» **Source records**:
— begin —
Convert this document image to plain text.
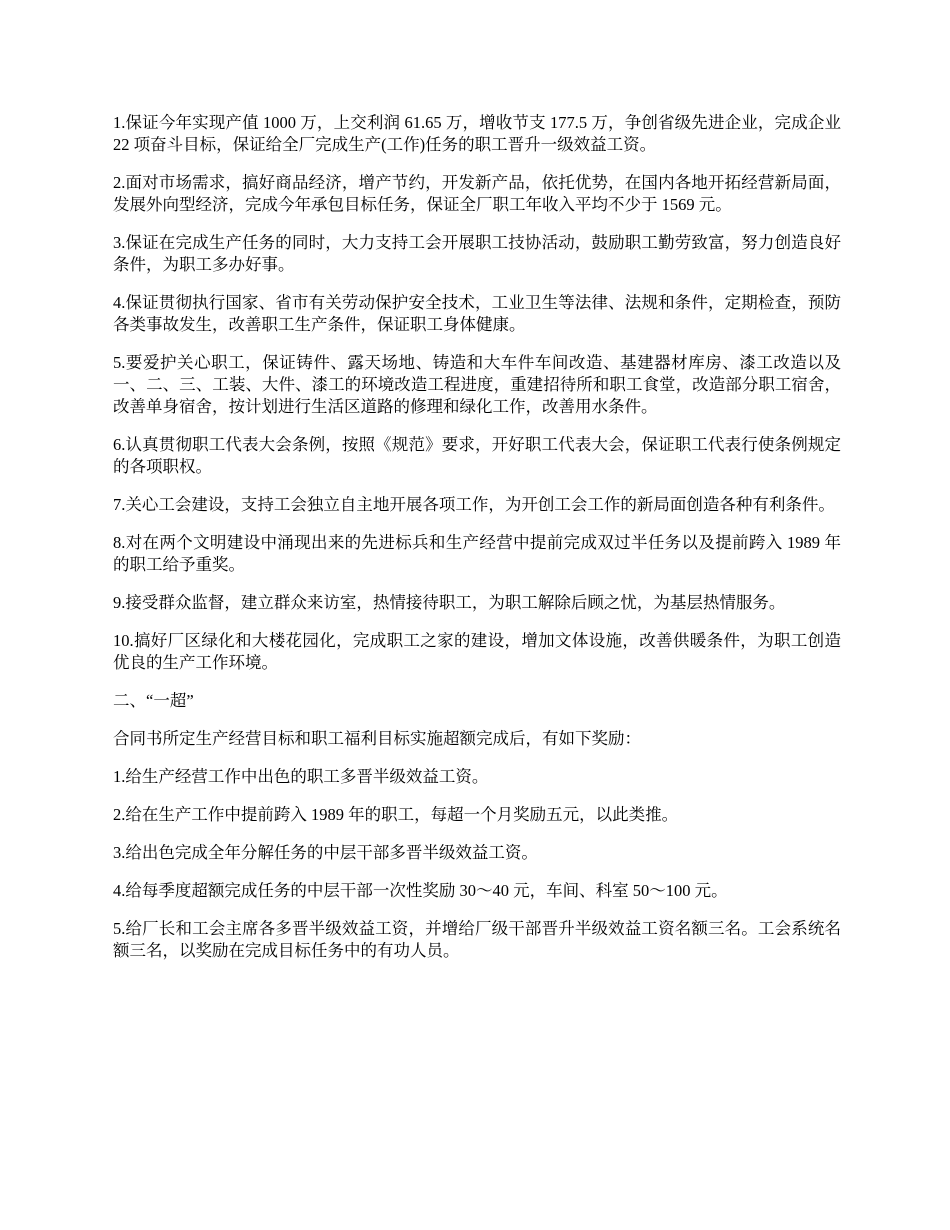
1.保证今年实现产值 1000 万，上交利润 61.65 万，增收节支 177.5 万，争创省级先进企业，完成企业 22 项奋斗目标，保证给全厂完成生产(工作)任务的职工晋升一级效益工资。

2.面对市场需求，搞好商品经济，增产节约，开发新产品，依托优势，在国内各地开拓经营新局面，发展外向型经济，完成今年承包目标任务，保证全厂职工年收入平均不少于 1569 元。

3.保证在完成生产任务的同时，大力支持工会开展职工技协活动，鼓励职工勤劳致富，努力创造良好条件，为职工多办好事。

4.保证贯彻执行国家、省市有关劳动保护安全技术，工业卫生等法律、法规和条件，定期检查，预防各类事故发生，改善职工生产条件，保证职工身体健康。

5.要爱护关心职工，保证铸件、露天场地、铸造和大车件车间改造、基建器材库房、漆工改造以及一、二、三、工装、大件、漆工的环境改造工程进度，重建招待所和职工食堂，改造部分职工宿舍，改善单身宿舍，按计划进行生活区道路的修理和绿化工作，改善用水条件。

6.认真贯彻职工代表大会条例，按照《规范》要求，开好职工代表大会，保证职工代表行使条例规定的各项职权。

7.关心工会建设，支持工会独立自主地开展各项工作，为开创工会工作的新局面创造各种有利条件。

8.对在两个文明建设中涌现出来的先进标兵和生产经营中提前完成双过半任务以及提前跨入 1989 年的职工给予重奖。

9.接受群众监督，建立群众来访室，热情接待职工，为职工解除后顾之忧，为基层热情服务。

10.搞好厂区绿化和大楼花园化，完成职工之家的建设，增加文体设施，改善供暖条件，为职工创造优良的生产工作环境。

二、“一超”

合同书所定生产经营目标和职工福利目标实施超额完成后，有如下奖励：

1.给生产经营工作中出色的职工多晋半级效益工资。

2.给在生产工作中提前跨入 1989 年的职工，每超一个月奖励五元，以此类推。

3.给出色完成全年分解任务的中层干部多晋半级效益工资。

4.给每季度超额完成任务的中层干部一次性奖励 30～40 元，车间、科室 50～100 元。

5.给厂长和工会主席各多晋半级效益工资，并增给厂级干部晋升半级效益工资名额三名。工会系统名额三名，以奖励在完成目标任务中的有功人员。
— end —
» **Instruction**: Copy each line of the records precisely and drop any images they hold.

» **Solution to the problem**:
Convert this document image to plain text.
1.保证今年实现产值 1000 万，上交利润 61.65 万，增收节支 177.5 万，争创省级先进企业，完成企业 22 项奋斗目标，保证给全厂完成生产(工作)任务的职工晋升一级效益工资。

2.面对市场需求，搞好商品经济，增产节约，开发新产品，依托优势，在国内各地开拓经营新局面，发展外向型经济，完成今年承包目标任务，保证全厂职工年收入平均不少于 1569 元。

3.保证在完成生产任务的同时，大力支持工会开展职工技协活动，鼓励职工勤劳致富，努力创造良好条件，为职工多办好事。

4.保证贯彻执行国家、省市有关劳动保护安全技术，工业卫生等法律、法规和条件，定期检查，预防各类事故发生，改善职工生产条件，保证职工身体健康。

5.要爱护关心职工，保证铸件、露天场地、铸造和大车件车间改造、基建器材库房、漆工改造以及一、二、三、工装、大件、漆工的环境改造工程进度，重建招待所和职工食堂，改造部分职工宿舍，改善单身宿舍，按计划进行生活区道路的修理和绿化工作，改善用水条件。

6.认真贯彻职工代表大会条例，按照《规范》要求，开好职工代表大会，保证职工代表行使条例规定的各项职权。

7.关心工会建设，支持工会独立自主地开展各项工作，为开创工会工作的新局面创造各种有利条件。

8.对在两个文明建设中涌现出来的先进标兵和生产经营中提前完成双过半任务以及提前跨入 1989 年的职工给予重奖。

9.接受群众监督，建立群众来访室，热情接待职工，为职工解除后顾之忧，为基层热情服务。

10.搞好厂区绿化和大楼花园化，完成职工之家的建设，增加文体设施，改善供暖条件，为职工创造优良的生产工作环境。

二、“一超”

合同书所定生产经营目标和职工福利目标实施超额完成后，有如下奖励：

1.给生产经营工作中出色的职工多晋半级效益工资。

2.给在生产工作中提前跨入 1989 年的职工，每超一个月奖励五元，以此类推。

3.给出色完成全年分解任务的中层干部多晋半级效益工资。

4.给每季度超额完成任务的中层干部一次性奖励 30～40 元，车间、科室 50～100 元。

5.给厂长和工会主席各多晋半级效益工资，并增给厂级干部晋升半级效益工资名额三名。工会系统名额三名，以奖励在完成目标任务中的有功人员。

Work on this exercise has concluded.